Lecture 8

Object Oriented Programming IV

Tuesday, October 1st 2019

Last Time

  • Dunder methods
  • The Python Data Model

Today

  • Class methods, static methods, instance methods
  • Modules and packages

If we have time...

  • "Privacy" in Python
  • More details on Polymorphism

Building out our class: instances and classmethods

At this point, you should feel comfortable with classes, special methods, and the python data model.

We will take a short excursion to enhance our classes using classmethods. We will also see staticmethods and regular instance methods.

A Favorite Example

In [1]:
class ComplexClass():
    def __init__(self, a, b):
        self.real = a
        self.imaginary = b
        
    @classmethod
    def make_complex(cls, a, b):
        return cls(a, b)
        
    def __repr__(self):
        class_name = type(self).__name__
        return "%s(real=%r, imaginary=%r)" % (class_name, self.real, self.imaginary)
        
    def __eq__(self, other):
        return (self.real == other.real) and (self.imaginary == other.imaginary)
In [2]:
c1 = ComplexClass(1,2)
c1
Out[2]:
ComplexClass(real=1, imaginary=2)
In [3]:
class ComplexClass():
    def __init__(self, a, b):
        self.real = a
        self.imaginary = b
        
    @classmethod
    def make_complex(cls, a, b):
        return cls(a, b)
        
    def __repr__(self):
        class_name = type(self).__name__
        return "%s(real=%r, imaginary=%r)" % (class_name, self.real, self.imaginary)
        
    def __eq__(self, other):
        return (self.real == other.real) and (self.imaginary == other.imaginary)

* **LISTED ENTRIES**:
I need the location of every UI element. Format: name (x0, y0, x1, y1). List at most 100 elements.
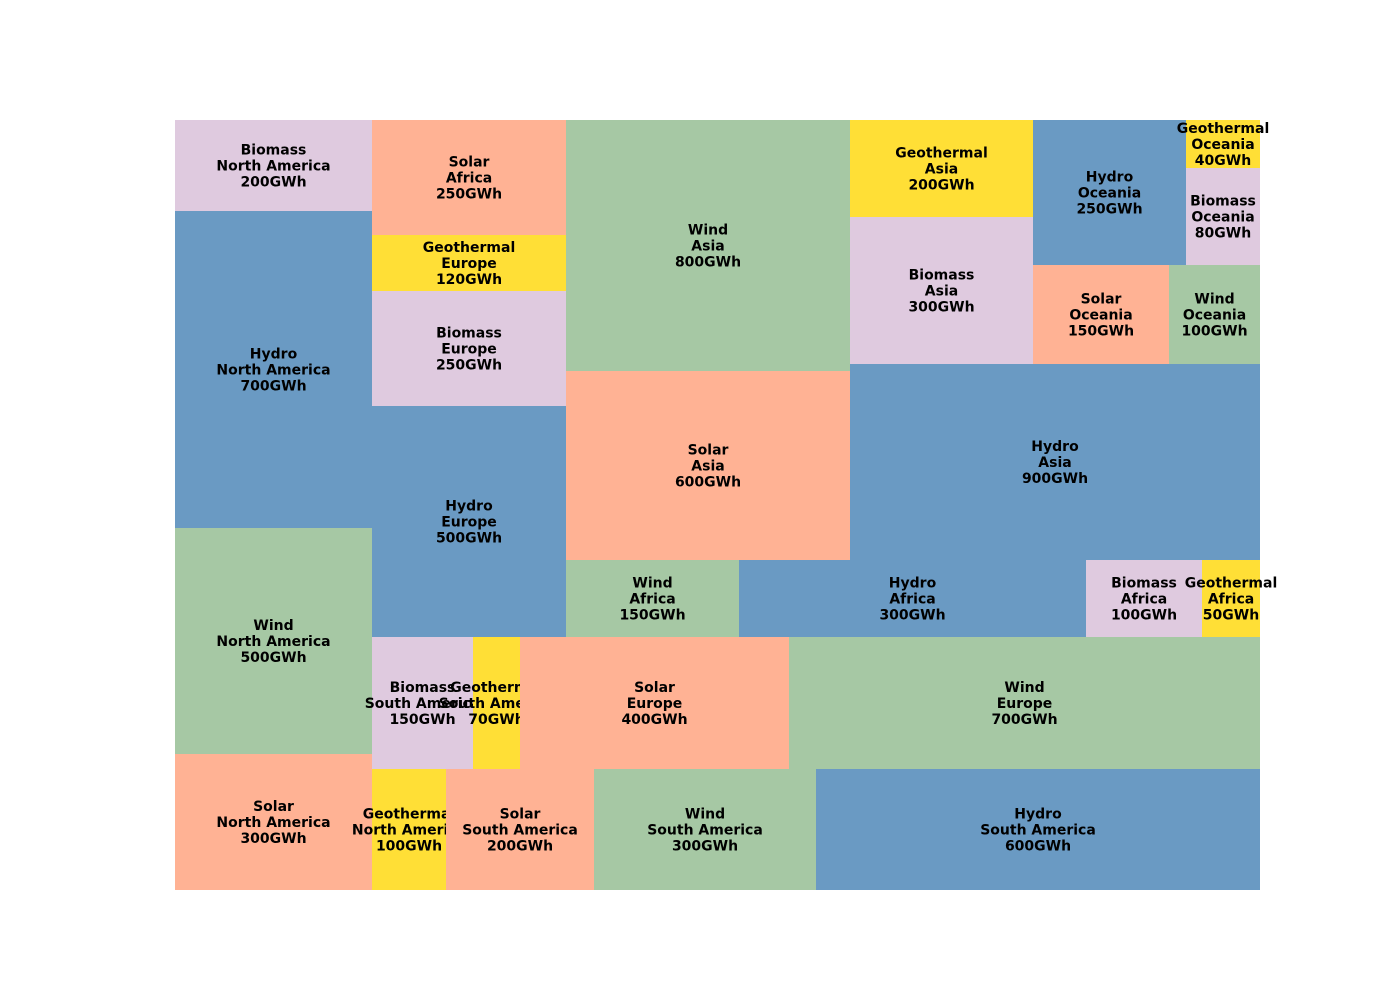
tile-region-biomass-europe: Europe (441, 342, 497, 358)
tile-label-wind-africa: Wind Africa 150GWh (619, 576, 685, 624)
tile-region-hydro-asia: Asia (1038, 455, 1071, 471)
tile-geothermal-asia (850, 120, 1033, 217)
tile-geothermal-oceania (1186, 120, 1260, 168)
tile-label-wind-oceania: Wind Oceania 100GWh (1181, 292, 1247, 340)
tile-region-geothermal-asia: Asia (925, 162, 958, 178)
tile-label-geothermal-africa: Geothermal Africa 50GWh (1185, 576, 1278, 624)
tile-geothermal-south-america (473, 637, 520, 769)
tile-region-solar-asia: Asia (691, 459, 724, 475)
tile-value-solar-africa: 250GWh (436, 187, 502, 203)
tile-region-wind-asia: Asia (691, 239, 724, 255)
tile-label-solar-oceania: Solar Oceania 150GWh (1068, 292, 1134, 340)
tile-value-hydro-asia: 900GWh (1022, 471, 1088, 487)
tile-source-wind-africa: Wind (632, 576, 672, 592)
tile-hydro-europe (372, 406, 566, 637)
tile-wind-south-america (594, 769, 816, 890)
tile-source-solar-south-america: Solar (500, 807, 541, 823)
tile-value-solar-oceania: 150GWh (1068, 324, 1134, 340)
tile-label-hydro-asia: Hydro Asia 900GWh (1022, 439, 1088, 487)
tile-source-wind-europe: Wind (1004, 680, 1044, 696)
tile-value-biomass-north-america: 200GWh (240, 175, 306, 191)
tile-value-hydro-north-america: 700GWh (240, 379, 306, 395)
tile-region-geothermal-europe: Europe (441, 256, 497, 272)
tile-source-solar-asia: Solar (688, 443, 729, 459)
tile-value-biomass-oceania: 80GWh (1195, 226, 1251, 242)
tile-source-solar-africa: Solar (449, 155, 490, 171)
tile-hydro-north-america (175, 211, 372, 528)
tile-label-biomass-africa: Biomass Africa 100GWh (1111, 576, 1177, 624)
tile-region-hydro-africa: Africa (889, 592, 935, 608)
tile-region-wind-europe: Europe (997, 696, 1053, 712)
tile-label-hydro-oceania: Hydro Oceania 250GWh (1076, 170, 1142, 218)
tile-region-solar-oceania: Oceania (1069, 308, 1132, 324)
tile-region-wind-south-america: South America (647, 823, 763, 839)
tile-region-solar-south-america: South America (462, 823, 578, 839)
tile-source-wind-north-america: Wind (253, 618, 293, 634)
tile-wind-oceania (1169, 265, 1260, 364)
tile-source-biomass-oceania: Biomass (1190, 194, 1256, 210)
tile-value-solar-asia: 600GWh (675, 475, 741, 491)
tile-source-geothermal-north-america: Geothermal (363, 807, 456, 823)
tile-value-wind-oceania: 100GWh (1181, 324, 1247, 340)
tile-source-hydro-oceania: Hydro (1086, 170, 1134, 186)
tile-hydro-africa (739, 560, 1086, 637)
tile-label-wind-asia: Wind Asia 800GWh (675, 223, 741, 271)
tile-label-solar-north-america: Solar North America 300GWh (216, 799, 330, 847)
tile-label-solar-europe: Solar Europe 400GWh (621, 680, 687, 728)
tile-label-hydro-africa: Hydro Africa 300GWh (879, 576, 945, 624)
tile-region-geothermal-africa: Africa (1208, 592, 1254, 608)
tile-source-wind-south-america: Wind (685, 807, 725, 823)
tile-value-hydro-europe: 500GWh (436, 531, 502, 547)
tile-solar-asia (566, 371, 850, 560)
tile-value-hydro-oceania: 250GWh (1076, 202, 1142, 218)
tile-label-solar-africa: Solar Africa 250GWh (436, 155, 502, 203)
tile-label-wind-europe: Wind Europe 700GWh (991, 680, 1057, 728)
tile-label-hydro-south-america: Hydro South America 600GWh (980, 807, 1096, 855)
tile-value-biomass-south-america: 150GWh (389, 712, 455, 728)
tile-region-hydro-oceania: Oceania (1078, 186, 1141, 202)
tile-value-wind-europe: 700GWh (991, 712, 1057, 728)
tile-value-biomass-africa: 100GWh (1111, 608, 1177, 624)
tile-label-wind-south-america: Wind South America 300GWh (647, 807, 763, 855)
tile-region-geothermal-north-america: North America (352, 823, 466, 839)
tile-label-hydro-north-america: Hydro North America 700GWh (216, 347, 330, 395)
tile-value-solar-europe: 400GWh (621, 712, 687, 728)
tile-source-wind-asia: Wind (688, 223, 728, 239)
tile-wind-africa (566, 560, 739, 637)
tile-value-wind-north-america: 500GWh (240, 650, 306, 666)
tile-source-biomass-south-america: Biomass (390, 680, 456, 696)
tile-wind-europe (789, 637, 1260, 769)
tile-source-hydro-south-america: Hydro (1014, 807, 1062, 823)
tile-region-biomass-asia: Asia (925, 284, 958, 300)
tile-solar-south-america (446, 769, 594, 890)
tile-label-hydro-europe: Hydro Europe 500GWh (436, 499, 502, 547)
tile-source-hydro-north-america: Hydro (250, 347, 298, 363)
tile-source-biomass-europe: Biomass (436, 326, 502, 342)
tile-region-wind-oceania: Oceania (1183, 308, 1246, 324)
tile-value-geothermal-asia: 200GWh (908, 178, 974, 194)
tile-region-solar-north-america: North America (216, 815, 330, 831)
tile-label-biomass-asia: Biomass Asia 300GWh (908, 268, 974, 316)
tile-region-hydro-north-america: North America (216, 363, 330, 379)
tile-source-solar-europe: Solar (634, 680, 675, 696)
tile-wind-asia (566, 120, 850, 371)
tile-source-biomass-north-america: Biomass (241, 143, 307, 159)
tile-solar-africa (372, 120, 566, 235)
tile-source-geothermal-asia: Geothermal (895, 146, 988, 162)
tile-source-hydro-asia: Hydro (1031, 439, 1079, 455)
tile-value-hydro-africa: 300GWh (879, 608, 945, 624)
tile-wind-north-america (175, 528, 372, 754)
tile-region-biomass-north-america: North America (216, 159, 330, 175)
tile-value-geothermal-south-america: 70GWh (468, 712, 524, 728)
tile-region-biomass-oceania: Oceania (1191, 210, 1254, 226)
tile-region-solar-africa: Africa (446, 171, 492, 187)
tile-source-hydro-europe: Hydro (445, 499, 493, 515)
tile-source-solar-oceania: Solar (1081, 292, 1122, 308)
tile-source-biomass-asia: Biomass (909, 268, 975, 284)
tile-region-biomass-south-america: South America (365, 696, 481, 712)
tile-label-solar-south-america: Solar South America 200GWh (462, 807, 578, 855)
tile-source-geothermal-south-america: Geothermal (450, 680, 543, 696)
tile-value-biomass-asia: 300GWh (908, 300, 974, 316)
tile-geothermal-europe (372, 235, 566, 291)
tile-value-geothermal-europe: 120GWh (436, 272, 502, 288)
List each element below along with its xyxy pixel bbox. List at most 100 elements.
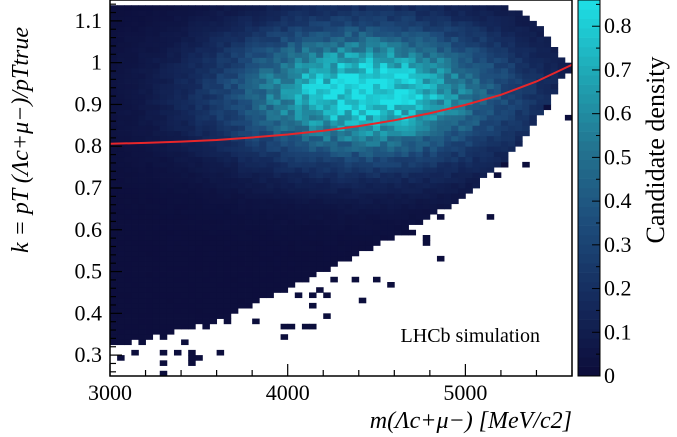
heatmap-cell (522, 36, 530, 43)
heatmap-cell (372, 224, 381, 231)
heatmap-cell (387, 130, 395, 137)
heatmap-cell (159, 193, 168, 199)
heatmap-cell (387, 203, 395, 210)
heatmap-cell (522, 20, 530, 27)
heatmap-cell (216, 67, 225, 74)
heatmap-cell (230, 73, 239, 79)
heatmap-cell (465, 52, 473, 58)
heatmap-cell (166, 36, 175, 43)
heatmap-cell (159, 245, 168, 252)
heatmap-cell (316, 245, 324, 252)
heatmap-cell (216, 151, 225, 158)
heatmap-cell (259, 20, 267, 27)
heatmap-cell (401, 125, 409, 131)
heatmap-cell (188, 177, 196, 184)
heatmap-cell (273, 36, 281, 43)
heatmap-cell (280, 167, 289, 173)
heatmap-cell (216, 57, 225, 64)
heatmap-cell (152, 323, 161, 330)
heatmap-cell (522, 67, 530, 74)
heatmap-cell (330, 161, 338, 168)
heatmap-cell (401, 104, 409, 111)
heatmap-cell (472, 104, 480, 111)
heatmap-cell (401, 73, 409, 79)
heatmap-cell (344, 146, 353, 152)
heatmap-cell (309, 47, 317, 53)
heatmap-cell (508, 125, 516, 131)
heatmap-cell (181, 313, 189, 319)
heatmap-cell (365, 224, 374, 231)
heatmap-cell (145, 146, 154, 152)
heatmap-cell (287, 167, 296, 173)
heatmap-cell (209, 125, 218, 131)
heatmap-cell (337, 94, 345, 100)
heatmap-cell (365, 208, 374, 215)
heatmap-cell (365, 151, 374, 158)
heatmap-cell (394, 31, 402, 37)
heatmap-cell (294, 78, 303, 84)
heatmap-cell (323, 224, 331, 231)
heatmap-cell (422, 104, 431, 111)
heatmap-cell (230, 198, 239, 205)
heatmap-cell (209, 99, 218, 105)
heatmap-cell (266, 10, 274, 17)
heatmap-cell (259, 203, 267, 210)
heatmap-cell (401, 130, 409, 137)
heatmap-cell (316, 31, 324, 37)
heatmap-cell (316, 62, 324, 69)
heatmap-cell (131, 73, 139, 79)
heatmap-cell (351, 20, 360, 27)
heatmap-cell (351, 109, 360, 116)
heatmap-cell (152, 20, 161, 27)
heatmap-cell (486, 15, 495, 22)
heatmap-cell (529, 31, 537, 37)
heatmap-cell (394, 99, 402, 105)
heatmap-cell (522, 52, 530, 58)
heatmap-cell (394, 120, 402, 126)
heatmap-cell (237, 282, 246, 288)
heatmap-cell (209, 47, 218, 53)
heatmap-cell (124, 62, 132, 69)
heatmap-cell (145, 109, 154, 116)
heatmap-cell (344, 198, 353, 205)
heatmap-cell (429, 208, 438, 215)
heatmap-cell (522, 78, 530, 84)
heatmap-cell (316, 229, 324, 236)
heatmap-cell (529, 62, 537, 69)
heatmap-cell (301, 203, 310, 210)
heatmap-cell (124, 245, 132, 252)
heatmap-cell (209, 15, 218, 22)
heatmap-cell (273, 287, 281, 293)
heatmap-cell (493, 10, 502, 17)
heatmap-cell (280, 334, 289, 340)
heatmap-cell (387, 182, 395, 189)
heatmap-cell (294, 214, 303, 220)
heatmap-cell (344, 20, 353, 27)
heatmap-cell (508, 114, 516, 121)
colorbar-segment (578, 253, 600, 264)
heatmap-cell (110, 41, 118, 48)
heatmap-cell (500, 161, 509, 168)
heatmap-cell (280, 141, 289, 147)
heatmap-cell (181, 318, 189, 325)
heatmap-cell (195, 31, 203, 37)
heatmap-cell (166, 52, 175, 58)
heatmap-cell (237, 52, 246, 58)
heatmap-cell (309, 214, 317, 220)
heatmap-cell (344, 67, 353, 74)
heatmap-cell (259, 266, 267, 272)
heatmap-cell (536, 94, 544, 100)
heatmap-cell (252, 20, 260, 27)
heatmap-cell (152, 224, 161, 231)
heatmap-cell (110, 208, 118, 215)
heatmap-cell (209, 10, 218, 17)
colorbar-segment (578, 94, 600, 104)
heatmap-cell (486, 57, 495, 64)
heatmap-cell (259, 88, 267, 95)
heatmap-cell (444, 99, 452, 105)
heatmap-cell (422, 240, 431, 246)
heatmap-cell (245, 240, 253, 246)
heatmap-cell (550, 52, 559, 58)
heatmap-cell (287, 219, 296, 225)
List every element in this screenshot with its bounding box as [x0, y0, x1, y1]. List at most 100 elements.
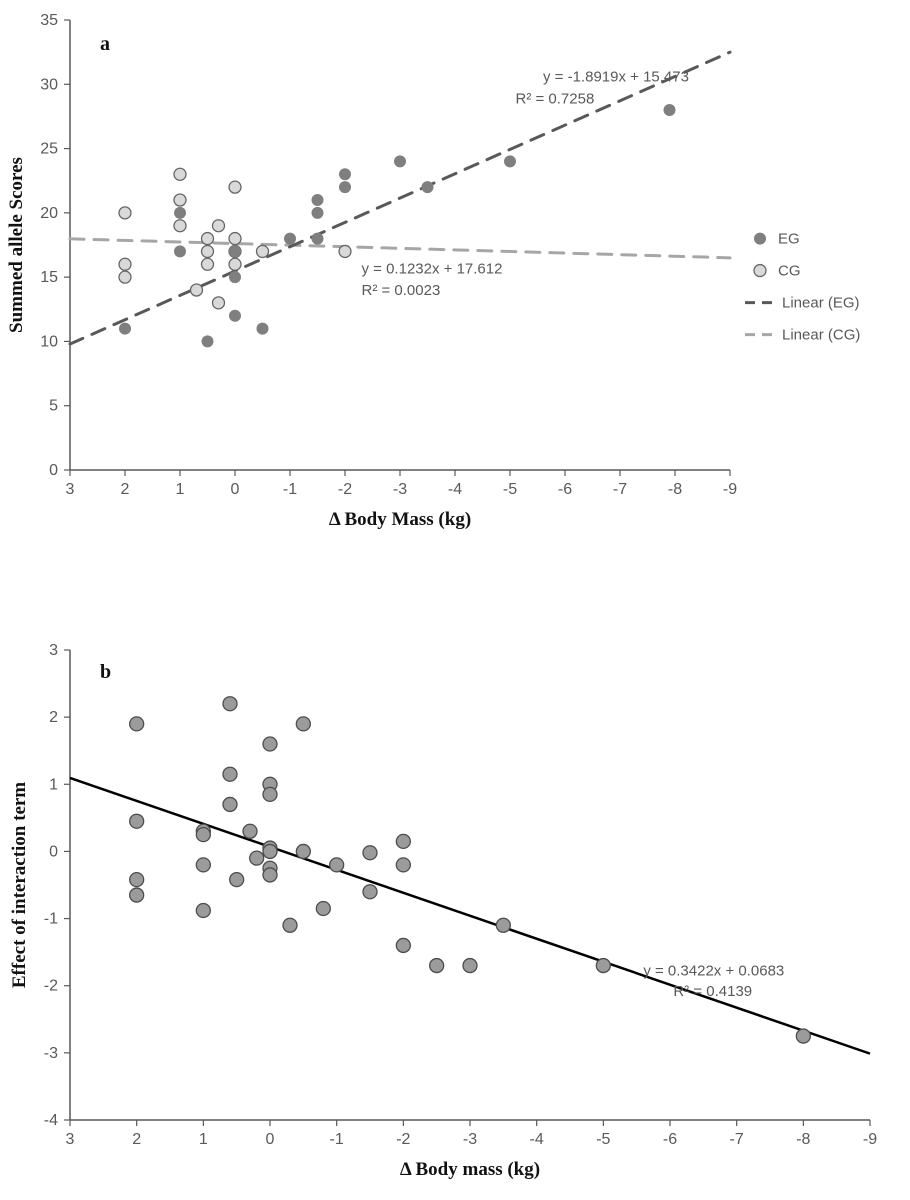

* **SET TASK 1**: Summarize the lecture notes in two sentences.
* **SET TASK 2**: Reproduce the lecture notes from "Tuesday, October 1st" to "we have time...".
The rows were taken from a different source.

* **EXERCISE RESPONSE 1**: Lecture 8 of a course on object oriented programming, dated Tuesday, October 1st 2019, follows a session on dunder methods and the Python data model and plans to cover class methods, static methods, instance methods, and modules and packages. It uses a ComplexClass example to show a classmethod, make_complex, that returns cls(a, b), along with __repr__ and __eq__ methods, and creates an instance with ComplexClass(1,2).

* **EXERCISE RESPONSE 2**:
Tuesday, October 1st 2019

Last Time

  • Dunder methods
  • The Python Data Model

Today

  • Class methods, static methods, instance methods
  • Modules and packages

If we have time...